DATA SHOWN

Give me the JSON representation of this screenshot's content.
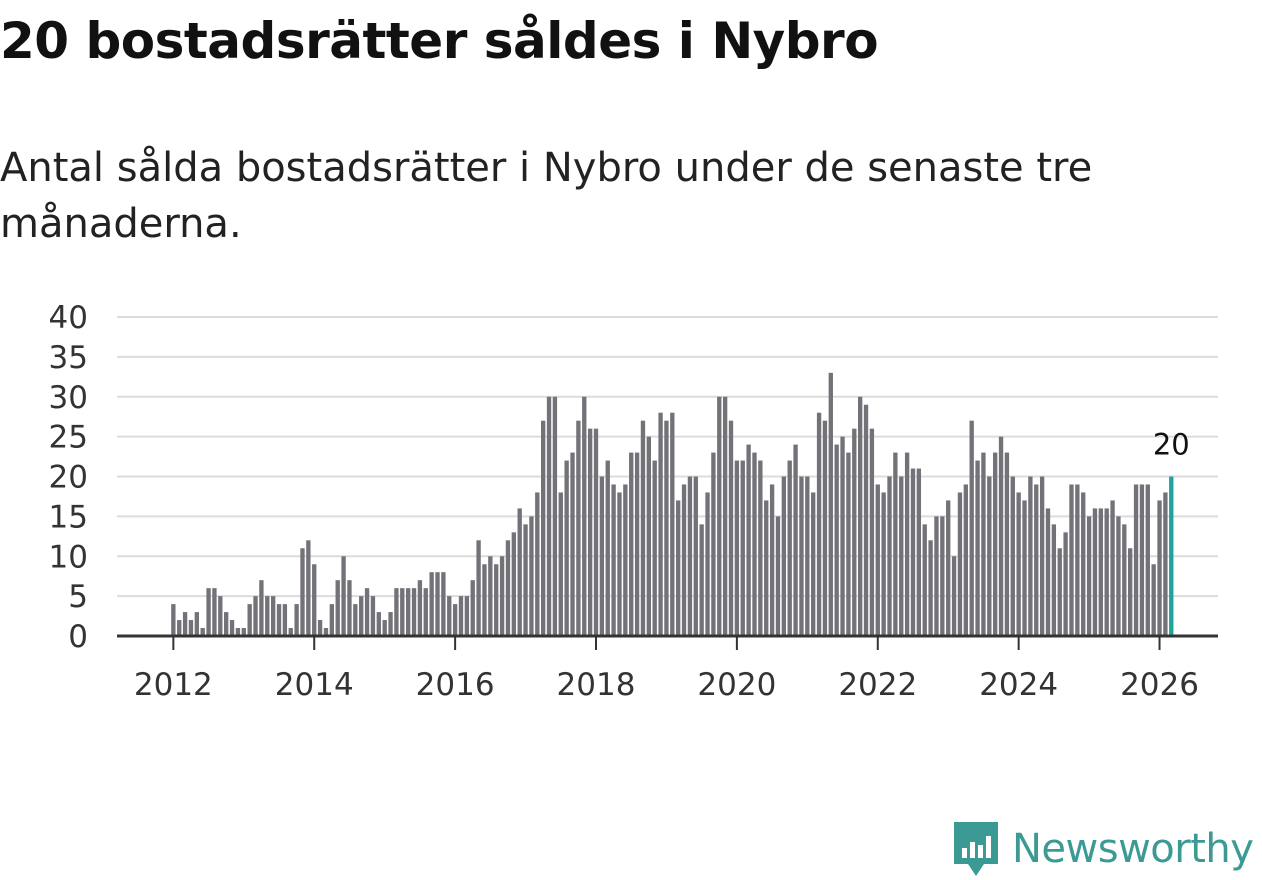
{
  "header": {
    "title": "20 bostadsrätter såldes i Nybro",
    "subtitle": "Antal sålda bostadsrätter i Nybro under de senaste tre månaderna."
  },
  "brand": {
    "name": "Newsworthy",
    "color": "#3c9a94"
  },
  "chart_data": {
    "type": "bar",
    "title": "20 bostadsrätter såldes i Nybro",
    "subtitle": "Antal sålda bostadsrätter i Nybro under de senaste tre månaderna.",
    "xlabel": "",
    "ylabel": "",
    "x_start": "2012-01",
    "x_interval": "month",
    "x_range": [
      2011.2,
      2026.83
    ],
    "ylim": [
      0,
      40
    ],
    "yticks": [
      0,
      5,
      10,
      15,
      20,
      25,
      30,
      35,
      40
    ],
    "xticks": [
      "2012",
      "2014",
      "2016",
      "2018",
      "2020",
      "2022",
      "2024",
      "2026"
    ],
    "grid": true,
    "bar_color": "#737278",
    "highlight_color": "#1ea39b",
    "highlight_last": true,
    "annotation": "20",
    "values": [
      4,
      2,
      3,
      2,
      3,
      1,
      6,
      6,
      5,
      3,
      2,
      1,
      1,
      4,
      5,
      7,
      5,
      5,
      4,
      4,
      1,
      4,
      11,
      12,
      9,
      2,
      1,
      4,
      7,
      10,
      7,
      4,
      5,
      6,
      5,
      3,
      2,
      3,
      6,
      6,
      6,
      6,
      7,
      6,
      8,
      8,
      8,
      5,
      4,
      5,
      5,
      7,
      12,
      9,
      10,
      9,
      10,
      12,
      13,
      16,
      14,
      15,
      18,
      27,
      30,
      30,
      18,
      22,
      23,
      27,
      30,
      26,
      26,
      20,
      22,
      19,
      18,
      19,
      23,
      23,
      27,
      25,
      22,
      28,
      27,
      28,
      17,
      19,
      20,
      20,
      14,
      18,
      23,
      30,
      30,
      27,
      22,
      22,
      24,
      23,
      22,
      17,
      19,
      15,
      20,
      22,
      24,
      20,
      20,
      18,
      28,
      27,
      33,
      24,
      25,
      23,
      26,
      30,
      29,
      26,
      19,
      18,
      20,
      23,
      20,
      23,
      21,
      21,
      14,
      12,
      15,
      15,
      17,
      10,
      18,
      19,
      27,
      22,
      23,
      20,
      23,
      25,
      23,
      20,
      18,
      17,
      20,
      19,
      20,
      16,
      14,
      11,
      13,
      19,
      19,
      18,
      15,
      16,
      16,
      16,
      17,
      15,
      14,
      11,
      19,
      19,
      19,
      9,
      17,
      18,
      20
    ]
  }
}
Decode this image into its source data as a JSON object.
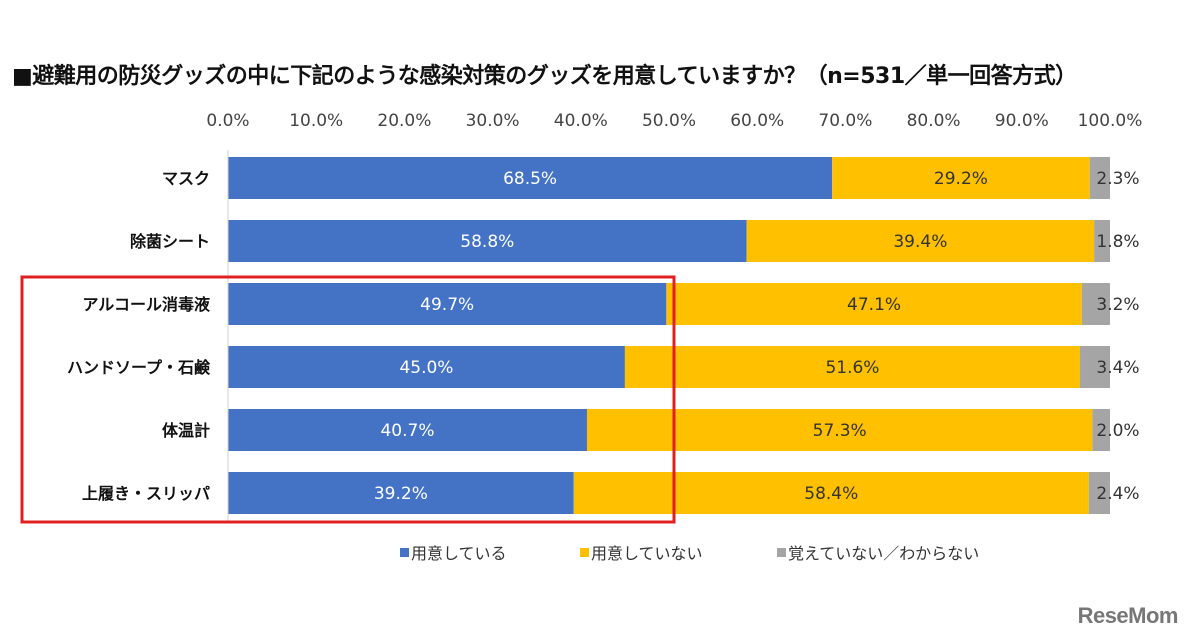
{
  "title": "■避難用の防災グッズの中に下記のような感染対策のグッズを用意していますか？（n=531／単一回答方式）",
  "logo": "ReseMom",
  "chart_data": {
    "type": "bar",
    "orientation": "horizontal",
    "stacked": true,
    "title": "■避難用の防災グッズの中に下記のような感染対策のグッズを用意していますか？（n=531／単一回答方式）",
    "xlim": [
      0,
      100
    ],
    "x_ticks": [
      "0.0%",
      "10.0%",
      "20.0%",
      "30.0%",
      "40.0%",
      "50.0%",
      "60.0%",
      "70.0%",
      "80.0%",
      "90.0%",
      "100.0%"
    ],
    "tick_position": "top",
    "grid": false,
    "legend_position": "bottom",
    "categories": [
      "マスク",
      "除菌シート",
      "アルコール消毒液",
      "ハンドソープ・石鹸",
      "体温計",
      "上履き・スリッパ"
    ],
    "series": [
      {
        "name": "用意している",
        "color": "#4472C4",
        "label_color": "#ffffff",
        "values": [
          68.5,
          58.8,
          49.7,
          45.0,
          40.7,
          39.2
        ]
      },
      {
        "name": "用意していない",
        "color": "#FFC000",
        "label_color": "#333333",
        "values": [
          29.2,
          39.4,
          47.1,
          51.6,
          57.3,
          58.4
        ]
      },
      {
        "name": "覚えていない／わからない",
        "color": "#A5A5A5",
        "label_color": "#333333",
        "values": [
          2.3,
          1.8,
          3.2,
          3.4,
          2.0,
          2.4
        ]
      }
    ],
    "highlight": {
      "categories": [
        "アルコール消毒液",
        "ハンドソープ・石鹸",
        "体温計",
        "上履き・スリッパ"
      ],
      "color": "#E02020"
    }
  }
}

WHAT IS BEING ASKED
Show the lines of the records that contain the word "name".

EXPECTED ANSWER
    "name": "Newsworthy",
        "name": "用意している",
        "name": "用意していない",
        "name": "覚えていない／わからない",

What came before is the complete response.